Supplied material:
————

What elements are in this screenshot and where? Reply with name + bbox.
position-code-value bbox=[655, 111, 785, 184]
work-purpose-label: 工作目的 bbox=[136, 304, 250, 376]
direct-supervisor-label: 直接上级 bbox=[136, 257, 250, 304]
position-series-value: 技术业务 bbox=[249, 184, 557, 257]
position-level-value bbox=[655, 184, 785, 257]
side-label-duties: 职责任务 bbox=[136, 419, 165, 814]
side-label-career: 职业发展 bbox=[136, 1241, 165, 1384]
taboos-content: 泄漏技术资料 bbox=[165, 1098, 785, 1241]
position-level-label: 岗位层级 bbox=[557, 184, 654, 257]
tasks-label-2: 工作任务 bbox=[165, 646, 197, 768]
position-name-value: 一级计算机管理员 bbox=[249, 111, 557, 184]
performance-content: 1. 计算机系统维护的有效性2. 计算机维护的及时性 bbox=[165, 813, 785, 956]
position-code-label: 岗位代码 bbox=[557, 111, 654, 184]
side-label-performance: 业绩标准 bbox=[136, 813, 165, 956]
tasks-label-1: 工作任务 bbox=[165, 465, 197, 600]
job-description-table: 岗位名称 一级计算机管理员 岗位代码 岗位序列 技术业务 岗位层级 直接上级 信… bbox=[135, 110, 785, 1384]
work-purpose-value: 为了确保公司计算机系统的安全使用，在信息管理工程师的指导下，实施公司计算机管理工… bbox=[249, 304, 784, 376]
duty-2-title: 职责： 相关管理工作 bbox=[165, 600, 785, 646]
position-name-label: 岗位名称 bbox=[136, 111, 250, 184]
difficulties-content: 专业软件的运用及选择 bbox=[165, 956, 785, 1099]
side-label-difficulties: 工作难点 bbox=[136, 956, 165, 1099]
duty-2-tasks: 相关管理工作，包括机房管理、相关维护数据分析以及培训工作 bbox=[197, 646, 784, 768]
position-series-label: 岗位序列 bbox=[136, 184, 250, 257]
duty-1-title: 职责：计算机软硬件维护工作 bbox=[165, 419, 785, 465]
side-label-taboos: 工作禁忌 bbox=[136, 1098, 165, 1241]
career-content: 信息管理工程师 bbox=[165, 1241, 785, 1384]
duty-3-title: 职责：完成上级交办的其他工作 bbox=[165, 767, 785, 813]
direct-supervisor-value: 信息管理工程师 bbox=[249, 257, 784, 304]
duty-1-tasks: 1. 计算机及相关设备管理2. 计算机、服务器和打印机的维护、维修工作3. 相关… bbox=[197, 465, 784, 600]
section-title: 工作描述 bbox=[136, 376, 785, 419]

————

Goal:
Format every line of the data above as a JSON list of strings, one string per line, leaving out blank lines.

Exercise response:
[
  "What elements are in this screenshot and where? Reply with name + bbox.",
  "position-code-value bbox=[655, 111, 785, 184]",
  "work-purpose-label: 工作目的 bbox=[136, 304, 250, 376]",
  "direct-supervisor-label: 直接上级 bbox=[136, 257, 250, 304]",
  "position-series-value: 技术业务 bbox=[249, 184, 557, 257]",
  "position-level-value bbox=[655, 184, 785, 257]",
  "side-label-duties: 职责任务 bbox=[136, 419, 165, 814]",
  "side-label-career: 职业发展 bbox=[136, 1241, 165, 1384]",
  "taboos-content: 泄漏技术资料 bbox=[165, 1098, 785, 1241]",
  "position-level-label: 岗位层级 bbox=[557, 184, 654, 257]",
  "tasks-label-2: 工作任务 bbox=[165, 646, 197, 768]",
  "position-name-value: 一级计算机管理员 bbox=[249, 111, 557, 184]",
  "performance-content: 1. 计算机系统维护的有效性2. 计算机维护的及时性 bbox=[165, 813, 785, 956]",
  "position-code-label: 岗位代码 bbox=[557, 111, 654, 184]",
  "side-label-performance: 业绩标准 bbox=[136, 813, 165, 956]",
  "tasks-label-1: 工作任务 bbox=[165, 465, 197, 600]",
  "job-description-table: 岗位名称 一级计算机管理员 岗位代码 岗位序列 技术业务 岗位层级 直接上级 信… bbox=[135, 110, 785, 1384]",
  "work-purpose-value: 为了确保公司计算机系统的安全使用，在信息管理工程师的指导下，实施公司计算机管理工… bbox=[249, 304, 784, 376]",
  "duty-2-title: 职责： 相关管理工作 bbox=[165, 600, 785, 646]",
  "position-name-label: 岗位名称 bbox=[136, 111, 250, 184]",
  "difficulties-content: 专业软件的运用及选择 bbox=[165, 956, 785, 1099]",
  "side-label-difficulties: 工作难点 bbox=[136, 956, 165, 1099]",
  "duty-2-tasks: 相关管理工作，包括机房管理、相关维护数据分析以及培训工作 bbox=[197, 646, 784, 768]",
  "position-series-label: 岗位序列 bbox=[136, 184, 250, 257]",
  "duty-1-title: 职责：计算机软硬件维护工作 bbox=[165, 419, 785, 465]",
  "side-label-taboos: 工作禁忌 bbox=[136, 1098, 165, 1241]",
  "career-content: 信息管理工程师 bbox=[165, 1241, 785, 1384]",
  "duty-3-title: 职责：完成上级交办的其他工作 bbox=[165, 767, 785, 813]",
  "direct-supervisor-value: 信息管理工程师 bbox=[249, 257, 784, 304]",
  "duty-1-tasks: 1. 计算机及相关设备管理2. 计算机、服务器和打印机的维护、维修工作3. 相关… bbox=[197, 465, 784, 600]",
  "section-title: 工作描述 bbox=[136, 376, 785, 419]"
]